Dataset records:
▼▼▼
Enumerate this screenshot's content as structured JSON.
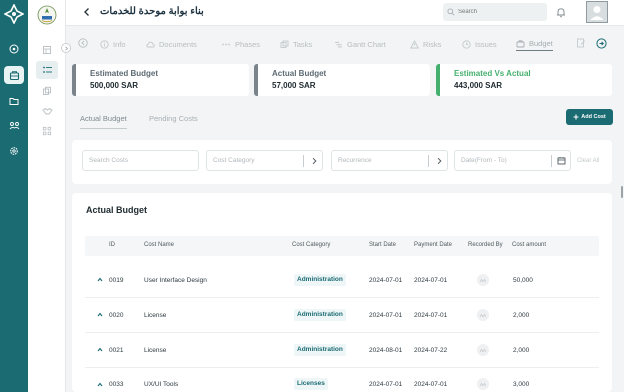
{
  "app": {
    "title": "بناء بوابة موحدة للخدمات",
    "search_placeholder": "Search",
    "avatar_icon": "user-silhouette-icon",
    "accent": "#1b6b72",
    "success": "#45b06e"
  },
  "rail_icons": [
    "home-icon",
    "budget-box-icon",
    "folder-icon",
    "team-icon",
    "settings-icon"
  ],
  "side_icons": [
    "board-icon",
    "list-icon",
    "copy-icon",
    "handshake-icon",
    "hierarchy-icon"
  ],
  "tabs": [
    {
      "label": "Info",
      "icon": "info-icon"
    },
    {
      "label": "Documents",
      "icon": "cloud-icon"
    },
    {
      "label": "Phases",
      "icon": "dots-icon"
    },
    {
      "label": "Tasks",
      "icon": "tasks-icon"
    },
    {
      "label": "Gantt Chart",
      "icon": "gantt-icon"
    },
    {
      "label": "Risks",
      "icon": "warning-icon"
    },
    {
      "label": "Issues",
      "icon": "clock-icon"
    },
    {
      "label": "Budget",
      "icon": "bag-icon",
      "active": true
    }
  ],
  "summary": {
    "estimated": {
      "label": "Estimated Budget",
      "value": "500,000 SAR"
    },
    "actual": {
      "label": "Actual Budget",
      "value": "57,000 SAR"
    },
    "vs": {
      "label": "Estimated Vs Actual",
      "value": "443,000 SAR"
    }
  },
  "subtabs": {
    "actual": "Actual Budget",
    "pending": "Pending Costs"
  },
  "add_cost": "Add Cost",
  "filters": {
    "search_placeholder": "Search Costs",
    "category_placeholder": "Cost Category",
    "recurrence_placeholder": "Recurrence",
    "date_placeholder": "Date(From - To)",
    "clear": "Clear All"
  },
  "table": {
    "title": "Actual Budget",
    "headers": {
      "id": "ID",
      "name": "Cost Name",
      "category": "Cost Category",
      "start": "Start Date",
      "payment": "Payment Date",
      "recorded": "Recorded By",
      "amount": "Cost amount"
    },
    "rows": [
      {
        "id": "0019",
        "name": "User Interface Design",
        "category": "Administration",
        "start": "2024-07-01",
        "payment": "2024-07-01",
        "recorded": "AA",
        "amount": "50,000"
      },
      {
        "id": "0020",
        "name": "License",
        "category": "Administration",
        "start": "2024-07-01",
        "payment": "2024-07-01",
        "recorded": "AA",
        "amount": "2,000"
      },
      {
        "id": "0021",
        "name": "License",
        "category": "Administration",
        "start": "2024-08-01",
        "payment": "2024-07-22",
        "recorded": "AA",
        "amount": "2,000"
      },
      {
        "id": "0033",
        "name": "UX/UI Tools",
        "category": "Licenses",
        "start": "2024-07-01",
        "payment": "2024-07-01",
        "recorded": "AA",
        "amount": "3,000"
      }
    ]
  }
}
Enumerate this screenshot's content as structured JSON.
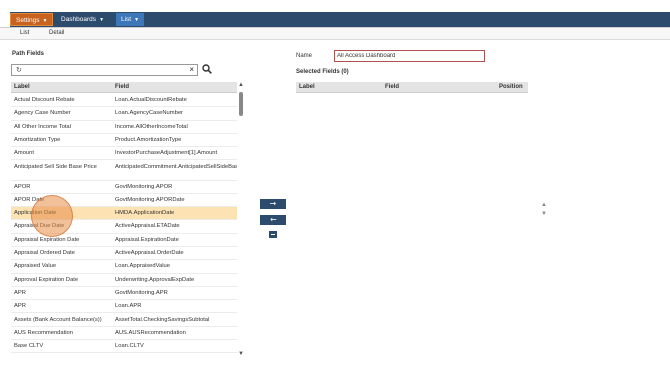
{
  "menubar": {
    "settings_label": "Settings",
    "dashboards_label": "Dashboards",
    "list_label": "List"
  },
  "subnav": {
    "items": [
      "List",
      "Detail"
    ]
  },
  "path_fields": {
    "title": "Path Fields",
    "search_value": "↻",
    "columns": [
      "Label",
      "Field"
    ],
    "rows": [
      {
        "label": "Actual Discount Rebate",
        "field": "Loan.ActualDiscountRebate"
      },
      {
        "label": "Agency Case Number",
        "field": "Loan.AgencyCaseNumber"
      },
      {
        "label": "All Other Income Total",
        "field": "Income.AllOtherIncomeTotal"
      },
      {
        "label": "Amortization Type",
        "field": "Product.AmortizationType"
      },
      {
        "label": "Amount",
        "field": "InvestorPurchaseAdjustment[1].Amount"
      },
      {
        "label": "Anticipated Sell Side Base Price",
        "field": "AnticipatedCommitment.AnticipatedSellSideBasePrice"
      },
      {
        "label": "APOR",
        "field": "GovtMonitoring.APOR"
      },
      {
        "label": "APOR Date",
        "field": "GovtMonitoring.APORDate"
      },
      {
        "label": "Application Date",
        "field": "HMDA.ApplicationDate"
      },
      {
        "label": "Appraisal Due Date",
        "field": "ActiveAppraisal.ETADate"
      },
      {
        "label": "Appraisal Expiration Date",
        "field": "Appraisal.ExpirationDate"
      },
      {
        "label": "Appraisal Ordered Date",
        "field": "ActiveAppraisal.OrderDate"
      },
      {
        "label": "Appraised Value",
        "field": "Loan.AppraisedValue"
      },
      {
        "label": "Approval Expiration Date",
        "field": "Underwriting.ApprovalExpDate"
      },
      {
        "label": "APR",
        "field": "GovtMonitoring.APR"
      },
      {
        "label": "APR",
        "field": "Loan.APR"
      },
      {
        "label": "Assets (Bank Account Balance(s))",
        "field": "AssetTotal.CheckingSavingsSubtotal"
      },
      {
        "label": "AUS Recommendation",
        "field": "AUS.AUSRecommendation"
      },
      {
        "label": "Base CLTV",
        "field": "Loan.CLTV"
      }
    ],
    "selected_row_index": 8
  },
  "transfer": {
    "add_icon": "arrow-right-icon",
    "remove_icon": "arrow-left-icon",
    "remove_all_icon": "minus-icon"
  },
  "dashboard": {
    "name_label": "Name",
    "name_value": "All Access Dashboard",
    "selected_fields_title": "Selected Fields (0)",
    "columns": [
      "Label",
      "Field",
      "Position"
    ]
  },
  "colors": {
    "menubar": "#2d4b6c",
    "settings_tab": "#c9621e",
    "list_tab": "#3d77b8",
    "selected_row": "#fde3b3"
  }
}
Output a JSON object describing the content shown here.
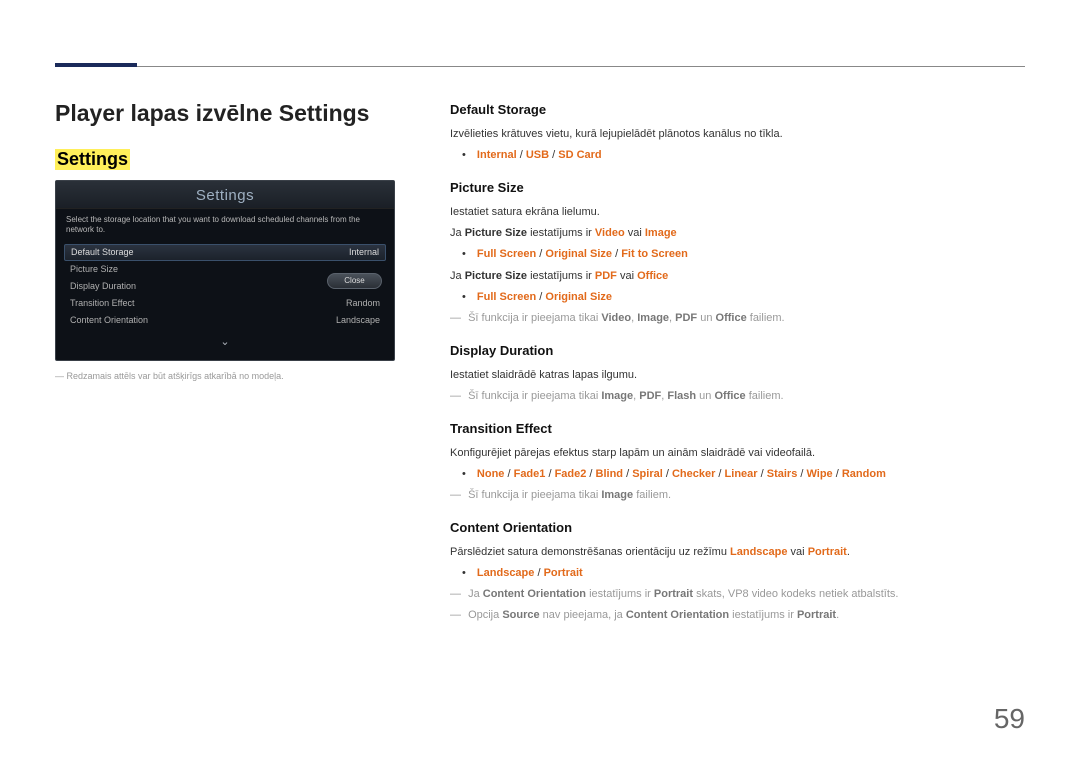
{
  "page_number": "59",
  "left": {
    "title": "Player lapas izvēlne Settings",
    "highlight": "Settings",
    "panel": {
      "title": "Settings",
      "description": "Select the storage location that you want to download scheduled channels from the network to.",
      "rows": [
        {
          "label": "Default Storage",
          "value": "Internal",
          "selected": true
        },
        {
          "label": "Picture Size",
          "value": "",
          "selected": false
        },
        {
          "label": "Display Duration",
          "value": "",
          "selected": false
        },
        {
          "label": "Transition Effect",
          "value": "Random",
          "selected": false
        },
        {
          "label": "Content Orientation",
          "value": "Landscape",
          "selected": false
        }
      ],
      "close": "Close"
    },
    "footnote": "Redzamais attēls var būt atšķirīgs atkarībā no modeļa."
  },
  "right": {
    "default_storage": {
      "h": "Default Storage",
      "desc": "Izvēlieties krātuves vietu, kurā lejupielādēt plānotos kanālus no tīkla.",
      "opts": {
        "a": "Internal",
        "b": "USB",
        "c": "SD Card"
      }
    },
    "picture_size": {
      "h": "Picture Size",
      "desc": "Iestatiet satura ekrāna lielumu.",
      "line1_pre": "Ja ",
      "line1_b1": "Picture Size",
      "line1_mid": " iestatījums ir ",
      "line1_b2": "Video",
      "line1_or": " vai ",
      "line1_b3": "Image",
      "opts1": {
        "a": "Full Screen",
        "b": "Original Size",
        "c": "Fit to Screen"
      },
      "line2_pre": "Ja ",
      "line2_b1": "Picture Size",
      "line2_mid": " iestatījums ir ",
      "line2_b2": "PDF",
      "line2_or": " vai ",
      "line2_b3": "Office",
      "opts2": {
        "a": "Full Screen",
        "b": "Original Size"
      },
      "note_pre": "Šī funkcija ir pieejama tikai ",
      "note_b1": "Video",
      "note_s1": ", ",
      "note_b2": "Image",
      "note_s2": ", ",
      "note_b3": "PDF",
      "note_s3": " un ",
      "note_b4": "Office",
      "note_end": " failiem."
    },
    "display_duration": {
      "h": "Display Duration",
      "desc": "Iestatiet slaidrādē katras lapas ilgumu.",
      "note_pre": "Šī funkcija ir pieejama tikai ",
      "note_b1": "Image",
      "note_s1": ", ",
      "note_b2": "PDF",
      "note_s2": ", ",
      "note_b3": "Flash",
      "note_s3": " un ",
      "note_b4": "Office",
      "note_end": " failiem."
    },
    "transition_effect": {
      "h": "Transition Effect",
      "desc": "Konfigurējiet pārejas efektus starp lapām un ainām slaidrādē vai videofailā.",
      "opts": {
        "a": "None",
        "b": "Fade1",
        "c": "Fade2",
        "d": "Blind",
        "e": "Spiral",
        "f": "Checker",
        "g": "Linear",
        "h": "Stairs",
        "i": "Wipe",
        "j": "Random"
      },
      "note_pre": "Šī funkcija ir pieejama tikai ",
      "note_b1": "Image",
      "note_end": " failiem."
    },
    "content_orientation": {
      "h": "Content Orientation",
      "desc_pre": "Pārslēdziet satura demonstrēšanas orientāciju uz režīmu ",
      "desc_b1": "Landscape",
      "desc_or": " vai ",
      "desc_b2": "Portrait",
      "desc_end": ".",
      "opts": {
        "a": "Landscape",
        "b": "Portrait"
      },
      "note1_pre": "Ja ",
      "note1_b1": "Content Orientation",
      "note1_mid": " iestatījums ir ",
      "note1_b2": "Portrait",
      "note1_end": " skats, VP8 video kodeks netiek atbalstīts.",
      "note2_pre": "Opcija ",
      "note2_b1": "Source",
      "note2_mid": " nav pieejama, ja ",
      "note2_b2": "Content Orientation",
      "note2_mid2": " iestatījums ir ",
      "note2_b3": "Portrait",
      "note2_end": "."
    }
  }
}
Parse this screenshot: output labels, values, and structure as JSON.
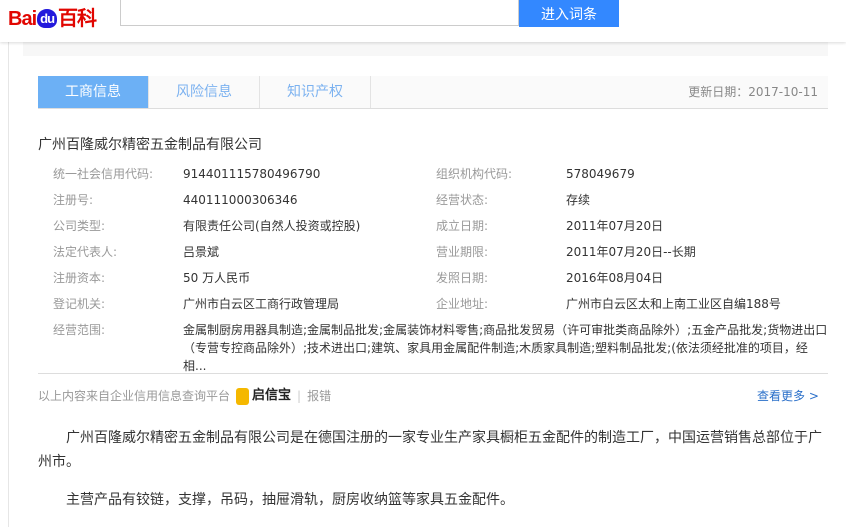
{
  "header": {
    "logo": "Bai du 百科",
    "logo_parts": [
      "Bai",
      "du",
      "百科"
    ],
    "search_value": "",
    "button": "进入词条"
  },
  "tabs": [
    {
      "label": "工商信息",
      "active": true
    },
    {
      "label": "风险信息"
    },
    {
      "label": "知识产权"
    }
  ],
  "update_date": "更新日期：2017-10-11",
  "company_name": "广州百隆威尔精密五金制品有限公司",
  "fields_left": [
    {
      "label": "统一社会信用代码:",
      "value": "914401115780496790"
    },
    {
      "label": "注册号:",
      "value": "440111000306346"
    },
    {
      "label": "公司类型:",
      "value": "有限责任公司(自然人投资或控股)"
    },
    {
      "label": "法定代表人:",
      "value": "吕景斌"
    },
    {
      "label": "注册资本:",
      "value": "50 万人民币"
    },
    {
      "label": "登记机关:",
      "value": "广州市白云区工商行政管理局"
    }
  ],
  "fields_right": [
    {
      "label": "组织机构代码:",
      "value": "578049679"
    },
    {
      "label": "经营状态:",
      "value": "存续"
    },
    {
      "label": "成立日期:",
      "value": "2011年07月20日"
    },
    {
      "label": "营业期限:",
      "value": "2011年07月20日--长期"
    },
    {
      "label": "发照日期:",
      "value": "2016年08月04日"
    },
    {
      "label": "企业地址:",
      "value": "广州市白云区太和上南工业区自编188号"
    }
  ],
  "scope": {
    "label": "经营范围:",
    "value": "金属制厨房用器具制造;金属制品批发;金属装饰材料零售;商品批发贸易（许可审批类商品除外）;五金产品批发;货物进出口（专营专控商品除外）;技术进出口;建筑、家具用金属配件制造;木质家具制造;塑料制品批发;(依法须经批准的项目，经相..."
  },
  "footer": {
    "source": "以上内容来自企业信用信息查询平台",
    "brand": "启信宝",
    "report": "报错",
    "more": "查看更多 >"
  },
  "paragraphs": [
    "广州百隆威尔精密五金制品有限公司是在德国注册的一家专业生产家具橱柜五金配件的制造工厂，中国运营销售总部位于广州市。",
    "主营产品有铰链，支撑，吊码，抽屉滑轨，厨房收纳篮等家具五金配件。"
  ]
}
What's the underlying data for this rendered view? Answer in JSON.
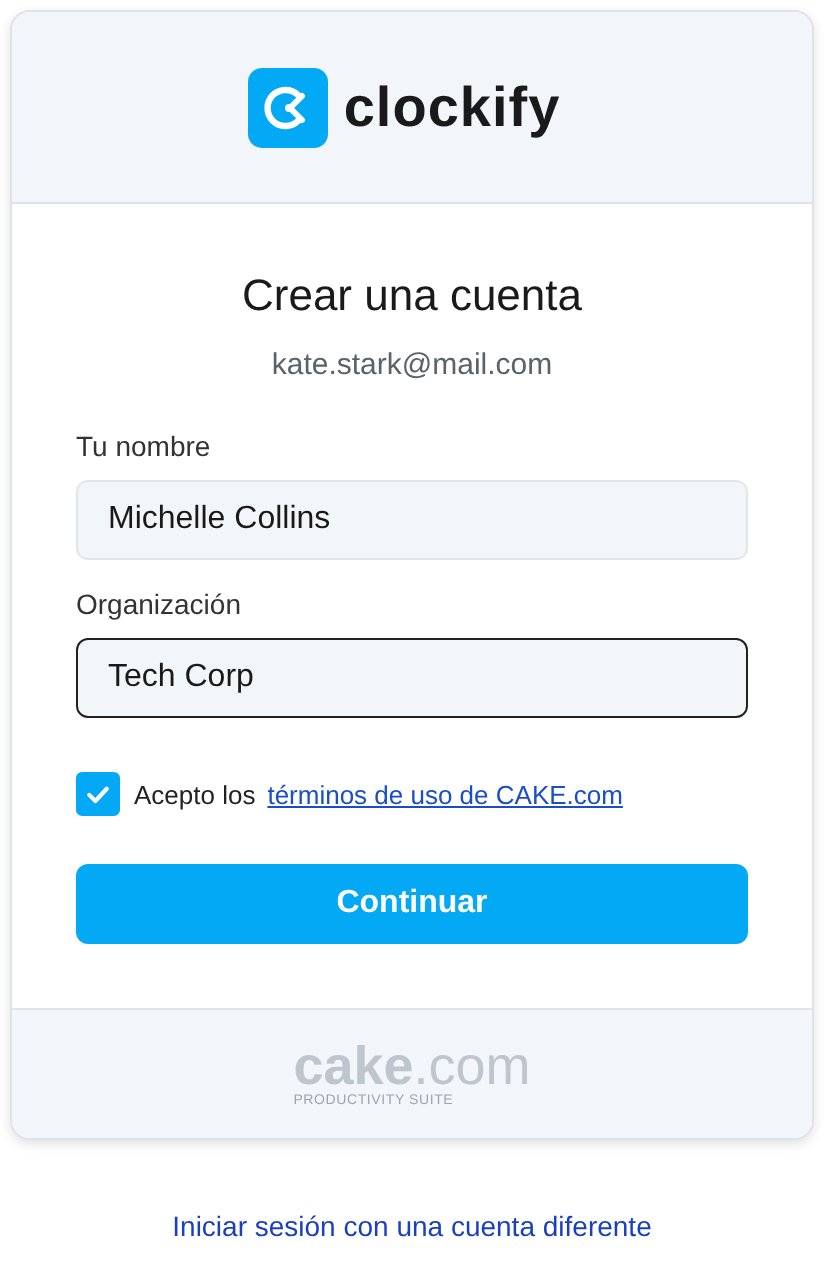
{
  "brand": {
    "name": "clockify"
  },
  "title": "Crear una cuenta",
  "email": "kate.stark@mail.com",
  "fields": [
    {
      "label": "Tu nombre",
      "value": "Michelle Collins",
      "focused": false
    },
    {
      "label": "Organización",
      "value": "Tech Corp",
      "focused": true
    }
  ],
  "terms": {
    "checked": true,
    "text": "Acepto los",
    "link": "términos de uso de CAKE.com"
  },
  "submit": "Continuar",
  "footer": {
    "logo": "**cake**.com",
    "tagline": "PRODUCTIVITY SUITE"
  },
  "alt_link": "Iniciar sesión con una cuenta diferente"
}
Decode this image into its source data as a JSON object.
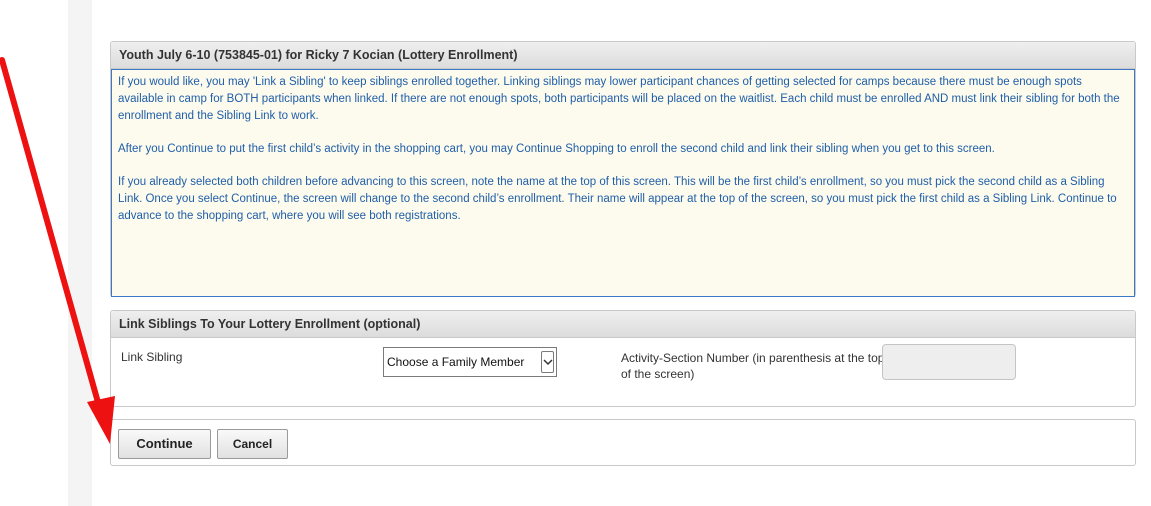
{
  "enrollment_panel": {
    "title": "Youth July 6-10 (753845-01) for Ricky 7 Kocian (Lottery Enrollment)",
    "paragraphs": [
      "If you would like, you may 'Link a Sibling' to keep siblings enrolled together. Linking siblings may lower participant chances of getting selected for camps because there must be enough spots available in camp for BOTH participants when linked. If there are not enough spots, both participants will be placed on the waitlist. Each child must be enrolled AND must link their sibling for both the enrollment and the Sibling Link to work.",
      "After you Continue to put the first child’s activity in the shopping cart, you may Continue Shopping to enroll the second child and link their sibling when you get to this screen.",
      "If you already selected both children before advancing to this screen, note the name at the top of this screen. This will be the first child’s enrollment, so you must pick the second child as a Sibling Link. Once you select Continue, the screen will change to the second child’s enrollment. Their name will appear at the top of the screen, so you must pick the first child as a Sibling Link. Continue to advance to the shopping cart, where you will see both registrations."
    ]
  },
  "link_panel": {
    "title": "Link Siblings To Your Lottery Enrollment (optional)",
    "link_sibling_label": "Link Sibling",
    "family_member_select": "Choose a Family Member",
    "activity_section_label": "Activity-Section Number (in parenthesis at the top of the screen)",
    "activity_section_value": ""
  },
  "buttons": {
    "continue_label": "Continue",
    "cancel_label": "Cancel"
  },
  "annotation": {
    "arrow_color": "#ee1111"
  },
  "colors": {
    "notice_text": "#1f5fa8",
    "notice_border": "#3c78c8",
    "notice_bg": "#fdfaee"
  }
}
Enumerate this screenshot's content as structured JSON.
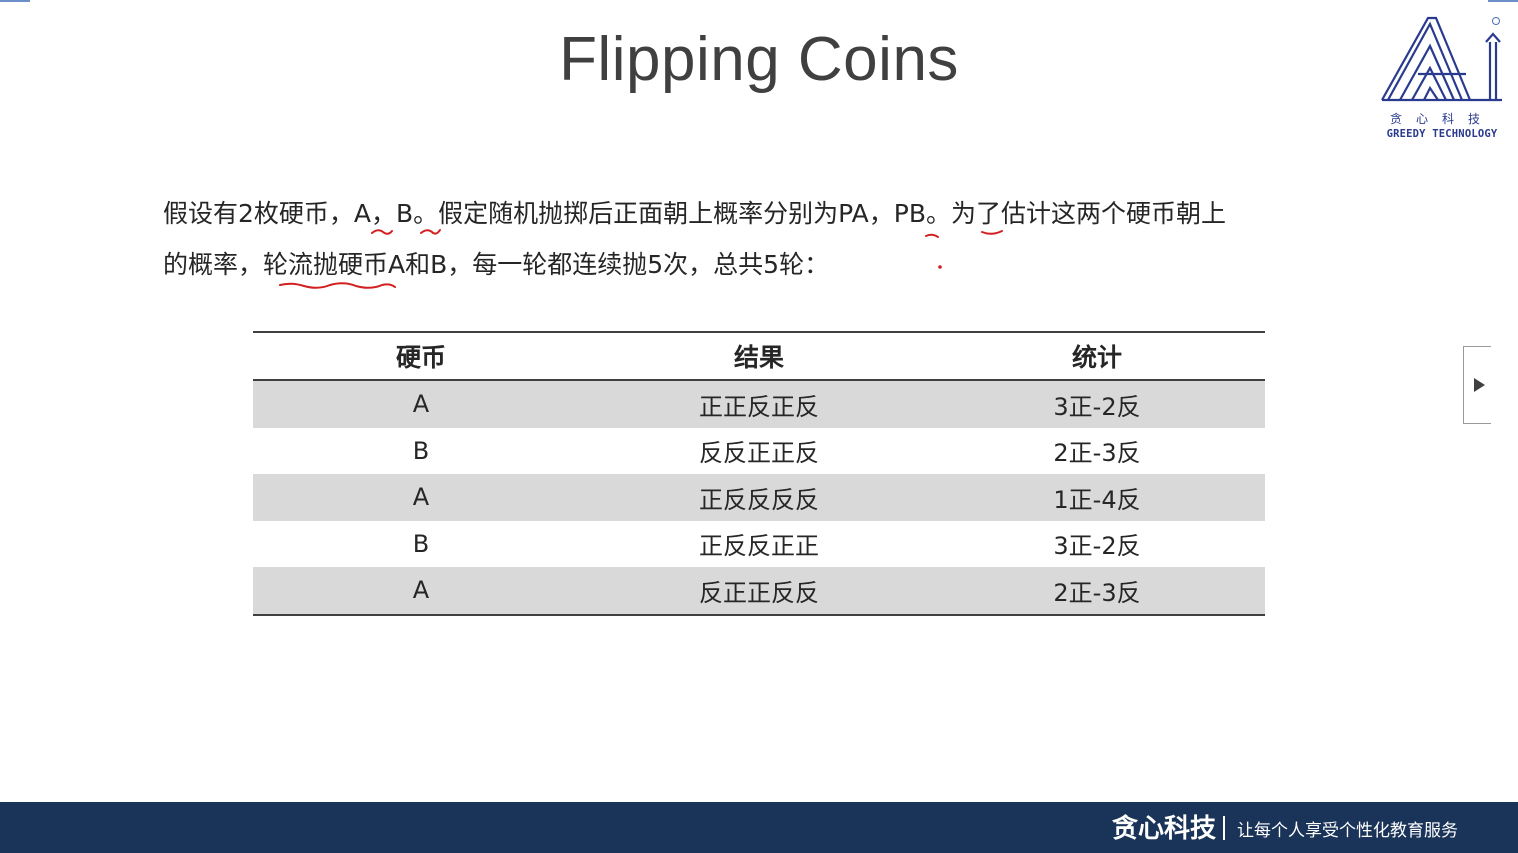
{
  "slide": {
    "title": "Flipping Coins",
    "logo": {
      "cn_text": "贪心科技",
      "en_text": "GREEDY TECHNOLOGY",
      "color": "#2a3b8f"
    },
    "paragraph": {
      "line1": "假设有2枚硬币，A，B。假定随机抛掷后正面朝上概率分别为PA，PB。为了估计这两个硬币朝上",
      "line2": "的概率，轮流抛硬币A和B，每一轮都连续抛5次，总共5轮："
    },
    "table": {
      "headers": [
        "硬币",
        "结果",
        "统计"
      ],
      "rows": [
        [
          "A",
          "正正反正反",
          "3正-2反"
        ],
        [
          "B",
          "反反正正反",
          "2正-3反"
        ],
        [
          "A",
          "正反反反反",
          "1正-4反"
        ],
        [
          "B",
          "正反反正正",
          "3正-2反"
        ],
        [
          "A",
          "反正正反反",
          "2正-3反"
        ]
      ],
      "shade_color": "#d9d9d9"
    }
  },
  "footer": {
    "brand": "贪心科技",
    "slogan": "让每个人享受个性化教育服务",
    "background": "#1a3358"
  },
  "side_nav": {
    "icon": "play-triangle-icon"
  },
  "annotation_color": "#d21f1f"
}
▲▲▲
=== TASK INSTRUCTIONS ===
Copy every line that contains the string "lapas".

=== SOLUTION ===
    "title": "Player lapas izvēlne Settings",
      "desc": "Iestatiet slaidrādē katras lapas ilgumu.",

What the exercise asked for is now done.